Task directions -
Copy out every line of the records below without changing a word, and leave out the pictures.

Exercise inputs -
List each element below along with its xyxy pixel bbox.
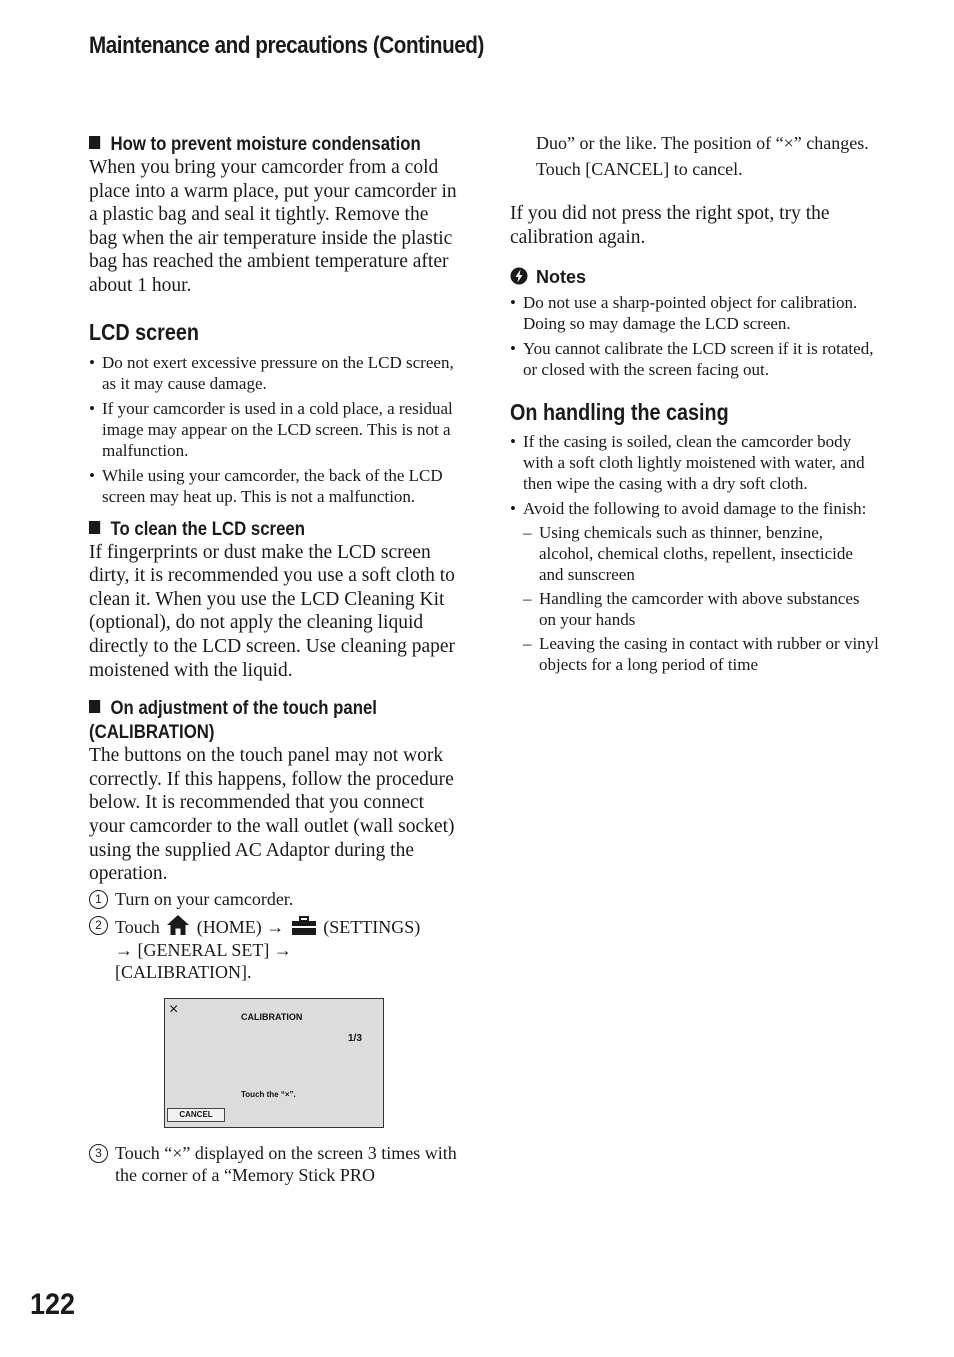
step-3-continued: Duo” or the like. The position of “×” changes. Touch [CANCEL] to cancel. (510, 132, 880, 180)
step-2: 2 Touch (HOME) → (SETTINGS) → [GENERAL SET] → [CALIBRATION]. (89, 914, 457, 984)
list-item: • You cannot calibrate the LCD screen if it is rotated, or closed with the screen facing out. (510, 339, 874, 380)
left-column (89, 130, 457, 1187)
home-icon (166, 914, 190, 936)
toolbox-settings-icon (291, 916, 317, 936)
casing-bullets (510, 431, 880, 675)
calibration-text: The buttons on the touch panel may not work correctly. If this happens, follow the procedure below. It is recommended that you connect your camcorder to the wall outlet (wall socket) using the supplied AC Adaptor during the operation. (89, 745, 455, 885)
casing-title: On handling the casing (510, 399, 729, 426)
clean-text: If fingerprints or dust make the LCD screen dirty, it is recommended you use a soft cloth to clean it. When you use the LCD Cleaning Kit (optional), do not apply the cleaning liquid directly to the LCD screen. Use cleaning paper moistened with the liquid. (89, 541, 456, 681)
list-item: – Handling the camcorder with above substances on your hands (523, 589, 860, 630)
retry-text: If you did not press the right spot, try the calibration again. (510, 203, 830, 248)
calibration-heading: On adjustment of the touch panel (CALIBRATION) (89, 697, 377, 744)
lcd-screen-title: LCD screen (89, 318, 199, 345)
right-column (510, 130, 880, 679)
lcd-bullets (89, 352, 457, 507)
calibration-screen-illustration (164, 998, 384, 1128)
list-item: – Leaving the casing in contact with rubber or vinyl objects for a long period of time (523, 634, 879, 675)
moisture-text: When you bring your camcorder from a cold place into a warm place, put your camcorder in a plastic bag and seal it tightly. Remove the bag when the air temperature inside the plastic bag has reached the ambient temperature after about 1 hour. (89, 157, 457, 296)
screen-title: CALIBRATION (241, 1011, 303, 1022)
screen-counter: 1/3 (348, 1032, 362, 1044)
square-bullet-icon (89, 700, 100, 713)
list-item: • While using your camcorder, the back of the LCD screen may heat up. This is not a malfunction. (89, 465, 443, 506)
square-bullet-icon (89, 136, 100, 149)
list-item: • Do not exert excessive pressure on the LCD screen, as it may cause damage. (89, 352, 454, 393)
step-3: 3 Touch “×” displayed on the screen 3 times with the corner of a “Memory Stick PRO (89, 1142, 457, 1187)
page-number: 122 (30, 1288, 76, 1321)
square-bullet-icon (89, 521, 100, 534)
cancel-instruction: Touch [CANCEL] to cancel. (536, 158, 743, 179)
clean-heading: To clean the LCD screen (89, 517, 405, 541)
casing-dashes (523, 522, 880, 675)
step-1: 1 Turn on your camcorder. (89, 888, 457, 911)
list-item: – Using chemicals such as thinner, benzine, alcohol, chemical cloths, repellent, insecticide and sunscreen (523, 523, 853, 585)
notes-bullets (510, 292, 880, 380)
page-header: Maintenance and precautions (Continued) (89, 32, 484, 59)
notes-heading: Notes (510, 265, 880, 289)
list-item: • Avoid the following to avoid damage to the finish: – Using chemicals such as thinner, benzine, alcohol, chemical cloths, repellent, insecticide and sunscreen – Handling the camcorder with above substances on your hands – Leaving the casing in contact with rubber or vinyl objects for a long period of time (510, 499, 879, 675)
close-icon: × (169, 1000, 179, 1018)
list-item: • If the casing is soiled, clean the camcorder body with a soft cloth lightly moistened with water, and then wipe the casing with a dry soft cloth. (510, 432, 865, 494)
list-item: • If your camcorder is used in a cold place, a residual image may appear on the LCD screen. This is not a malfunction. (89, 398, 453, 460)
notes-icon (510, 267, 528, 285)
list-item: • Do not use a sharp-pointed object for calibration. Doing so may damage the LCD screen. (510, 293, 858, 334)
cancel-button[interactable]: CANCEL (167, 1108, 225, 1122)
moisture-heading: How to prevent moisture condensation (89, 132, 405, 156)
screen-prompt: Touch the “×”. (241, 1089, 296, 1099)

Result for this exercise -
List each element below along with its xyxy pixel bbox.
step-3-continued: Duo” or the like. The position of “×” changes. Touch [CANCEL] to cancel. (510, 132, 880, 180)
step-2: 2 Touch (HOME) → (SETTINGS) → [GENERAL SET] → [CALIBRATION]. (89, 914, 457, 984)
list-item: • You cannot calibrate the LCD screen if it is rotated, or closed with the screen facing out. (510, 339, 874, 380)
left-column (89, 130, 457, 1187)
home-icon (166, 914, 190, 936)
toolbox-settings-icon (291, 916, 317, 936)
casing-bullets (510, 431, 880, 675)
calibration-text: The buttons on the touch panel may not work correctly. If this happens, follow the procedure below. It is recommended that you connect your camcorder to the wall outlet (wall socket) using the supplied AC Adaptor during the operation. (89, 745, 455, 885)
casing-title: On handling the casing (510, 399, 729, 426)
clean-text: If fingerprints or dust make the LCD screen dirty, it is recommended you use a soft cloth to clean it. When you use the LCD Cleaning Kit (optional), do not apply the cleaning liquid directly to the LCD screen. Use cleaning paper moistened with the liquid. (89, 541, 456, 681)
list-item: – Handling the camcorder with above substances on your hands (523, 589, 860, 630)
retry-text: If you did not press the right spot, try the calibration again. (510, 203, 830, 248)
calibration-heading: On adjustment of the touch panel (CALIBRATION) (89, 697, 377, 744)
lcd-screen-title: LCD screen (89, 318, 199, 345)
right-column (510, 130, 880, 679)
lcd-bullets (89, 352, 457, 507)
calibration-screen-illustration (164, 998, 384, 1128)
list-item: – Leaving the casing in contact with rubber or vinyl objects for a long period of time (523, 634, 879, 675)
moisture-text: When you bring your camcorder from a cold place into a warm place, put your camcorder in a plastic bag and seal it tightly. Remove the bag when the air temperature inside the plastic bag has reached the ambient temperature after about 1 hour. (89, 157, 457, 296)
screen-title: CALIBRATION (241, 1011, 303, 1022)
screen-counter: 1/3 (348, 1032, 362, 1044)
square-bullet-icon (89, 700, 100, 713)
list-item: • While using your camcorder, the back of the LCD screen may heat up. This is not a malfunction. (89, 465, 443, 506)
square-bullet-icon (89, 136, 100, 149)
list-item: • Do not exert excessive pressure on the LCD screen, as it may cause damage. (89, 352, 454, 393)
step-3: 3 Touch “×” displayed on the screen 3 times with the corner of a “Memory Stick PRO (89, 1142, 457, 1187)
page-number: 122 (30, 1288, 76, 1321)
square-bullet-icon (89, 521, 100, 534)
cancel-instruction: Touch [CANCEL] to cancel. (536, 158, 743, 179)
clean-heading: To clean the LCD screen (89, 517, 405, 541)
casing-dashes (523, 522, 880, 675)
step-1: 1 Turn on your camcorder. (89, 888, 457, 911)
list-item: – Using chemicals such as thinner, benzine, alcohol, chemical cloths, repellent, insecticide and sunscreen (523, 523, 853, 585)
notes-bullets (510, 292, 880, 380)
page-header: Maintenance and precautions (Continued) (89, 32, 484, 59)
notes-heading: Notes (510, 265, 880, 289)
list-item: • Avoid the following to avoid damage to the finish: – Using chemicals such as thinner, benzine, alcohol, chemical cloths, repellent, insecticide and sunscreen – Handling the camcorder with above substances on your hands – Leaving the casing in contact with rubber or vinyl objects for a long period of time (510, 499, 879, 675)
close-icon: × (169, 1000, 179, 1018)
list-item: • If the casing is soiled, clean the camcorder body with a soft cloth lightly moistened with water, and then wipe the casing with a dry soft cloth. (510, 432, 865, 494)
list-item: • If your camcorder is used in a cold place, a residual image may appear on the LCD screen. This is not a malfunction. (89, 398, 453, 460)
notes-icon (510, 267, 528, 285)
list-item: • Do not use a sharp-pointed object for calibration. Doing so may damage the LCD screen. (510, 293, 858, 334)
cancel-button[interactable]: CANCEL (167, 1108, 225, 1122)
moisture-heading: How to prevent moisture condensation (89, 132, 405, 156)
screen-prompt: Touch the “×”. (241, 1089, 296, 1099)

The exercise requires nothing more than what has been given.